* Work required: Every line that holds the string "TIBI" is to be identified and copied.
——————————
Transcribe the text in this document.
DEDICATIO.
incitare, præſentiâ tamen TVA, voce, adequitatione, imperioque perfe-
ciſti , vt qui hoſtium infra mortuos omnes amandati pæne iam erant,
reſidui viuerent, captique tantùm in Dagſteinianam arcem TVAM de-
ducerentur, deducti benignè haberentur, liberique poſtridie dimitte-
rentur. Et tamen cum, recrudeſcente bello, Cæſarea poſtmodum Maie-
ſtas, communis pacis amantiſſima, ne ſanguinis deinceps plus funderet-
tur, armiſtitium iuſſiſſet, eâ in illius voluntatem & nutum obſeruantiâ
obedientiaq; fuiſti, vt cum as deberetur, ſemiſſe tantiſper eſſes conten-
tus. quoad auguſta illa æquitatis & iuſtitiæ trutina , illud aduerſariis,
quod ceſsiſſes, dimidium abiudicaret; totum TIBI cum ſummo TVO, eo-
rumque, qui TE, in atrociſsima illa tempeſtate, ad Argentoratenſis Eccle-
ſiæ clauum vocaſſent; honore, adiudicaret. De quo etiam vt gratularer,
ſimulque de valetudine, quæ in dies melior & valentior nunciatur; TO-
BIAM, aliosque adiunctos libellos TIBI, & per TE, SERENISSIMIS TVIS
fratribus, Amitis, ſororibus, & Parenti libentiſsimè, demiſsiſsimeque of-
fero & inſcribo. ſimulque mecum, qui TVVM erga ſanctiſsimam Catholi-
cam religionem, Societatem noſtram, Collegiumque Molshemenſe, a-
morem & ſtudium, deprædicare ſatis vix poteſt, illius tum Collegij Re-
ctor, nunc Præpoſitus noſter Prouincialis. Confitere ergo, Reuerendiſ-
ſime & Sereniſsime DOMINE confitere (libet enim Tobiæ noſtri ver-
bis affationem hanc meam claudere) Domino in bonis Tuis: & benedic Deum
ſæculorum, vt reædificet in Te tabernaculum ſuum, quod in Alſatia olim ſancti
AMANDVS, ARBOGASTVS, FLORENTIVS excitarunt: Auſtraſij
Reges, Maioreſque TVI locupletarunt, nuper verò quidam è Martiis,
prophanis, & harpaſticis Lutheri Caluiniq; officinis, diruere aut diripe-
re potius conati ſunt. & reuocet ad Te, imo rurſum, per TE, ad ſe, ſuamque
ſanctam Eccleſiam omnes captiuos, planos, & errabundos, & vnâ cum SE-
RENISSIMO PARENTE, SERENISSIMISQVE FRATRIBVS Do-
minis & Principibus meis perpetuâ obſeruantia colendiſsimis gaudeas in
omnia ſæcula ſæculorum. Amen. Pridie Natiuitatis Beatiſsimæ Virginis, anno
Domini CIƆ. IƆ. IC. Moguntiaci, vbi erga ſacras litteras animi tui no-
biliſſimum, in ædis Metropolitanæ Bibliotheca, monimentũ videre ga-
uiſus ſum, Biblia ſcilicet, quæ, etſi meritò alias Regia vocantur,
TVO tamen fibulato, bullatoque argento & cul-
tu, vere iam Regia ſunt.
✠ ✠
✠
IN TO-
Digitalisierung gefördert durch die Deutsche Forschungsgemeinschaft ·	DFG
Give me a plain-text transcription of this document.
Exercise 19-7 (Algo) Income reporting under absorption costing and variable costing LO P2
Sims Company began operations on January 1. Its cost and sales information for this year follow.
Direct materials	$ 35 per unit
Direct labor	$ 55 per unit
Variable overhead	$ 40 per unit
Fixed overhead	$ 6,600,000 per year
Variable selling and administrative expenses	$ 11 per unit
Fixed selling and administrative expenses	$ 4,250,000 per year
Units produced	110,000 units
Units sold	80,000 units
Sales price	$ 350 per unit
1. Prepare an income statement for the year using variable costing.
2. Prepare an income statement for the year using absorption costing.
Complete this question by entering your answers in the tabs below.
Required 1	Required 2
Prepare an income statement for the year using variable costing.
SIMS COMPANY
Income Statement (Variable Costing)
——————————
* Reply to the exercise:
quod ceſsiſſes, dimidium abiudicaret; totum TIBI cum ſummo TVO, eo-
BIAM, aliosque adiunctos libellos TIBI, & per TE, SERENISSIMIS TVIS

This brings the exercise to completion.